[Begin]
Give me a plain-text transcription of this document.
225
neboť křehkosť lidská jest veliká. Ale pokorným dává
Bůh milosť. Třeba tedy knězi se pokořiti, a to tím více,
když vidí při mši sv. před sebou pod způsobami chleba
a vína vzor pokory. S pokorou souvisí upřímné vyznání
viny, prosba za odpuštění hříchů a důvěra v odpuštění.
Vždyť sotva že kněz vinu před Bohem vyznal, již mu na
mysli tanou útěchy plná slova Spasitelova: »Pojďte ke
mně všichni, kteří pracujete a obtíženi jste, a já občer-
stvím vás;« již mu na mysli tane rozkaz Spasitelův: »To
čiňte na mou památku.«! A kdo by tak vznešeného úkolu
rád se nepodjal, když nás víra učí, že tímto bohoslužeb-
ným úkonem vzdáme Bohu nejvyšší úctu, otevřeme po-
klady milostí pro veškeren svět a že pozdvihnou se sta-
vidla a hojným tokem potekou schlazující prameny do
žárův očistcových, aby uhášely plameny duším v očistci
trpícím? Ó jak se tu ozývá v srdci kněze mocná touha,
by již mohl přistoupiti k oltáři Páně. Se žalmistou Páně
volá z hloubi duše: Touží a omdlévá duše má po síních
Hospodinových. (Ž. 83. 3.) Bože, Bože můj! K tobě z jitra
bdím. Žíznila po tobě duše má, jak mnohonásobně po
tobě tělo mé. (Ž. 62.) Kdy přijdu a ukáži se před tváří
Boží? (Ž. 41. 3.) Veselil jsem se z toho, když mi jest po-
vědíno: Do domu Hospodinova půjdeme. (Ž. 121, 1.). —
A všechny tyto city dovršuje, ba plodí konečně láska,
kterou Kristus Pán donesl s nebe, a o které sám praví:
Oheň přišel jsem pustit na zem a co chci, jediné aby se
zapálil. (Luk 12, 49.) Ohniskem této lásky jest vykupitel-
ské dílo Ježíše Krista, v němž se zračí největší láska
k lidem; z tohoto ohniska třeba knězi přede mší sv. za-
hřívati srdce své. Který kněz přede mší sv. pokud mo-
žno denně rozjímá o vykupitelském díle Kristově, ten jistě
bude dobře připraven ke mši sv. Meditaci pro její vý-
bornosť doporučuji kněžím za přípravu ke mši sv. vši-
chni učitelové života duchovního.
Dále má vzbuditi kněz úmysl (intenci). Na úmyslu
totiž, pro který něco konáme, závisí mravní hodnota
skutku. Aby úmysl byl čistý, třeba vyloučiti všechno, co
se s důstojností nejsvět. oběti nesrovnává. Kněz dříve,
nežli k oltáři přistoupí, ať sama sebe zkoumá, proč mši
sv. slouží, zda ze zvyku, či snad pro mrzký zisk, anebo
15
[End]
» **Task to carry out**:
Repeat every line of the material exactly as given.

» **Finished answer**:
Give me a plain-text transcription of this document.
225
neboť křehkosť lidská jest veliká. Ale pokorným dává
Bůh milosť. Třeba tedy knězi se pokořiti, a to tím více,
když vidí při mši sv. před sebou pod způsobami chleba
a vína vzor pokory. S pokorou souvisí upřímné vyznání
viny, prosba za odpuštění hříchů a důvěra v odpuštění.
Vždyť sotva že kněz vinu před Bohem vyznal, již mu na
mysli tanou útěchy plná slova Spasitelova: »Pojďte ke
mně všichni, kteří pracujete a obtíženi jste, a já občer-
stvím vás;« již mu na mysli tane rozkaz Spasitelův: »To
čiňte na mou památku.«! A kdo by tak vznešeného úkolu
rád se nepodjal, když nás víra učí, že tímto bohoslužeb-
ným úkonem vzdáme Bohu nejvyšší úctu, otevřeme po-
klady milostí pro veškeren svět a že pozdvihnou se sta-
vidla a hojným tokem potekou schlazující prameny do
žárův očistcových, aby uhášely plameny duším v očistci
trpícím? Ó jak se tu ozývá v srdci kněze mocná touha,
by již mohl přistoupiti k oltáři Páně. Se žalmistou Páně
volá z hloubi duše: Touží a omdlévá duše má po síních
Hospodinových. (Ž. 83. 3.) Bože, Bože můj! K tobě z jitra
bdím. Žíznila po tobě duše má, jak mnohonásobně po
tobě tělo mé. (Ž. 62.) Kdy přijdu a ukáži se před tváří
Boží? (Ž. 41. 3.) Veselil jsem se z toho, když mi jest po-
vědíno: Do domu Hospodinova půjdeme. (Ž. 121, 1.). —
A všechny tyto city dovršuje, ba plodí konečně láska,
kterou Kristus Pán donesl s nebe, a o které sám praví:
Oheň přišel jsem pustit na zem a co chci, jediné aby se
zapálil. (Luk 12, 49.) Ohniskem této lásky jest vykupitel-
ské dílo Ježíše Krista, v němž se zračí největší láska
k lidem; z tohoto ohniska třeba knězi přede mší sv. za-
hřívati srdce své. Který kněz přede mší sv. pokud mo-
žno denně rozjímá o vykupitelském díle Kristově, ten jistě
bude dobře připraven ke mši sv. Meditaci pro její vý-
bornosť doporučuji kněžím za přípravu ke mši sv. vši-
chni učitelové života duchovního.
Dále má vzbuditi kněz úmysl (intenci). Na úmyslu
totiž, pro který něco konáme, závisí mravní hodnota
skutku. Aby úmysl byl čistý, třeba vyloučiti všechno, co
se s důstojností nejsvět. oběti nesrovnává. Kněz dříve,
nežli k oltáři přistoupí, ať sama sebe zkoumá, proč mši
sv. slouží, zda ze zvyku, či snad pro mrzký zisk, anebo
15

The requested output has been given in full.